Reproduce the data that follows in its entirety, character for character.
━━━━━━━━
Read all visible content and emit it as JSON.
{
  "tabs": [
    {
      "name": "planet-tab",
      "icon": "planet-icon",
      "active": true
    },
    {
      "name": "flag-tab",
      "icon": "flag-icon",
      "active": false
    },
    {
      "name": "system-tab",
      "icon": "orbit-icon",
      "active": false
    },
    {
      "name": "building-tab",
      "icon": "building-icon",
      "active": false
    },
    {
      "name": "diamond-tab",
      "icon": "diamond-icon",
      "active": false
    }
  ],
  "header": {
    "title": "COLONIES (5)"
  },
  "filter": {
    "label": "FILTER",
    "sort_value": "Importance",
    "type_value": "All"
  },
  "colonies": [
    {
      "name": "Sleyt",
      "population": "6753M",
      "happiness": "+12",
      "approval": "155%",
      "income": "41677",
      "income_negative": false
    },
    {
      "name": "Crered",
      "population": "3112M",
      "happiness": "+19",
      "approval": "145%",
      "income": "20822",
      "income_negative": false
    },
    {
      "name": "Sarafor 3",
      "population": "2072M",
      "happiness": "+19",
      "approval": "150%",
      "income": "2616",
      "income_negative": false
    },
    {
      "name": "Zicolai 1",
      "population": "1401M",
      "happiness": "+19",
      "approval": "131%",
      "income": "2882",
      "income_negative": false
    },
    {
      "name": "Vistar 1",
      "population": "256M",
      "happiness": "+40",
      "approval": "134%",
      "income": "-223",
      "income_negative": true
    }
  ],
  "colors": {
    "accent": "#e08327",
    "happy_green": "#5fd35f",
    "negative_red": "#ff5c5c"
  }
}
━━━━━━━━
Correct answer:
Read all visible content and emit it as JSON.
{
  "tabs": [
    {
      "name": "planet-tab",
      "icon": "planet-icon",
      "active": true
    },
    {
      "name": "flag-tab",
      "icon": "flag-icon",
      "active": false
    },
    {
      "name": "system-tab",
      "icon": "orbit-icon",
      "active": false
    },
    {
      "name": "building-tab",
      "icon": "building-icon",
      "active": false
    },
    {
      "name": "diamond-tab",
      "icon": "diamond-icon",
      "active": false
    }
  ],
  "header": {
    "title": "COLONIES (5)"
  },
  "filter": {
    "label": "FILTER",
    "sort_value": "Importance",
    "type_value": "All"
  },
  "colonies": [
    {
      "name": "Sleyt",
      "population": "6753M",
      "happiness": "+12",
      "approval": "155%",
      "income": "41677",
      "income_negative": false
    },
    {
      "name": "Crered",
      "population": "3112M",
      "happiness": "+19",
      "approval": "145%",
      "income": "20822",
      "income_negative": false
    },
    {
      "name": "Sarafor 3",
      "population": "2072M",
      "happiness": "+19",
      "approval": "150%",
      "income": "2616",
      "income_negative": false
    },
    {
      "name": "Zicolai 1",
      "population": "1401M",
      "happiness": "+19",
      "approval": "131%",
      "income": "2882",
      "income_negative": false
    },
    {
      "name": "Vistar 1",
      "population": "256M",
      "happiness": "+40",
      "approval": "134%",
      "income": "-223",
      "income_negative": true
    }
  ],
  "colors": {
    "accent": "#e08327",
    "happy_green": "#5fd35f",
    "negative_red": "#ff5c5c"
  }
}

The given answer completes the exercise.